··· Material to process
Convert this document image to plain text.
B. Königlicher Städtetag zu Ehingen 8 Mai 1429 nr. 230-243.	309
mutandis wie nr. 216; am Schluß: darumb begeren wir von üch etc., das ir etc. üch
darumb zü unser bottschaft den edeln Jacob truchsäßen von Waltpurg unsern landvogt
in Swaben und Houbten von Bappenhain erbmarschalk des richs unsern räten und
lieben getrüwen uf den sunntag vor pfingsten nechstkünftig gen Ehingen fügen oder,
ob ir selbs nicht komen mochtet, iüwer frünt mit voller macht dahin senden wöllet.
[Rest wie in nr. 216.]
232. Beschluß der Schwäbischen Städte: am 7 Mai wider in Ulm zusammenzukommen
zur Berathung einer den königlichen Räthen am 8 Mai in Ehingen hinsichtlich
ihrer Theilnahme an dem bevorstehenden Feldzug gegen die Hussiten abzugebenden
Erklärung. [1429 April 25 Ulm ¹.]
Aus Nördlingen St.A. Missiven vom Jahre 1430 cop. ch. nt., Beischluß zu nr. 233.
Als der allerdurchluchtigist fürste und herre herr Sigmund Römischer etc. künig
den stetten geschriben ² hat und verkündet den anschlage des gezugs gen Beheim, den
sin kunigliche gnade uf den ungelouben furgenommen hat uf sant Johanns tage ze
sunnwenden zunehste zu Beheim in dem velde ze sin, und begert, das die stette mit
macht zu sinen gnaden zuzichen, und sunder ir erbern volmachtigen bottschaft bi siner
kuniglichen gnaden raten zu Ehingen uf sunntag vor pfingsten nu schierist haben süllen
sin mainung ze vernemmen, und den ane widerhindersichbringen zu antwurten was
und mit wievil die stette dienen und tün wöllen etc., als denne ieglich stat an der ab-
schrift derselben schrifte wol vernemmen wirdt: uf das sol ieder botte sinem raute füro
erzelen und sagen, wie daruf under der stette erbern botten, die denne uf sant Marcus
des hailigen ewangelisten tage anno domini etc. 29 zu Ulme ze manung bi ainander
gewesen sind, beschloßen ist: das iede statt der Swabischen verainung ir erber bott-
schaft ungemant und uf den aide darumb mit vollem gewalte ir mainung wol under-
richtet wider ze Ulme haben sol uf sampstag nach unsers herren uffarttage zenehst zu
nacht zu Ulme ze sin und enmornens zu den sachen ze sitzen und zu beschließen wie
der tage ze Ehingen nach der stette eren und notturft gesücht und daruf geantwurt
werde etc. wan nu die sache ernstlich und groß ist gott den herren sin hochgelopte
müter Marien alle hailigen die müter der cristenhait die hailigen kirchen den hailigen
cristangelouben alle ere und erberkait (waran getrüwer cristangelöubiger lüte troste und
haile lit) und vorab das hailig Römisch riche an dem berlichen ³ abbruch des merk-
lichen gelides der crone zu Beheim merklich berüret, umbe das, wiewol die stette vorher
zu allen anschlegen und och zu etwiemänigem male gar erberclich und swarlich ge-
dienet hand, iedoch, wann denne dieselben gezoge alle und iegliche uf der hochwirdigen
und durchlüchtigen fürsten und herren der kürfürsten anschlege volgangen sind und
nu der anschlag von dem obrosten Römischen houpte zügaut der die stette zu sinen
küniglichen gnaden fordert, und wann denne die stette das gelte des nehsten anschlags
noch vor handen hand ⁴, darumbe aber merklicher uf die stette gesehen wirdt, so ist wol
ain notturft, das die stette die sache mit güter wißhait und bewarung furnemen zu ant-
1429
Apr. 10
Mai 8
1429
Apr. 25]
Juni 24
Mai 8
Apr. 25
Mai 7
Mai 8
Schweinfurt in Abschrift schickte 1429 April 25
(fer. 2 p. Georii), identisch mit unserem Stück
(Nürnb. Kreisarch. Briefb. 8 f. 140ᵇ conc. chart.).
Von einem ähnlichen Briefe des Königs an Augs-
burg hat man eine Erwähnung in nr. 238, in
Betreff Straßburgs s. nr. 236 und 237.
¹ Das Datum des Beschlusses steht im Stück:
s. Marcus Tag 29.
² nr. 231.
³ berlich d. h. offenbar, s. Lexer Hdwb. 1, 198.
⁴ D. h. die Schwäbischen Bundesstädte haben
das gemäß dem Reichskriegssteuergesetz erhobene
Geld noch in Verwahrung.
······
Would you show all lines of the material above that contain the word "April"?

Erklärung. [1429 April 25 Ulm ¹.]
Schweinfurt in Abschrift schickte 1429 April 25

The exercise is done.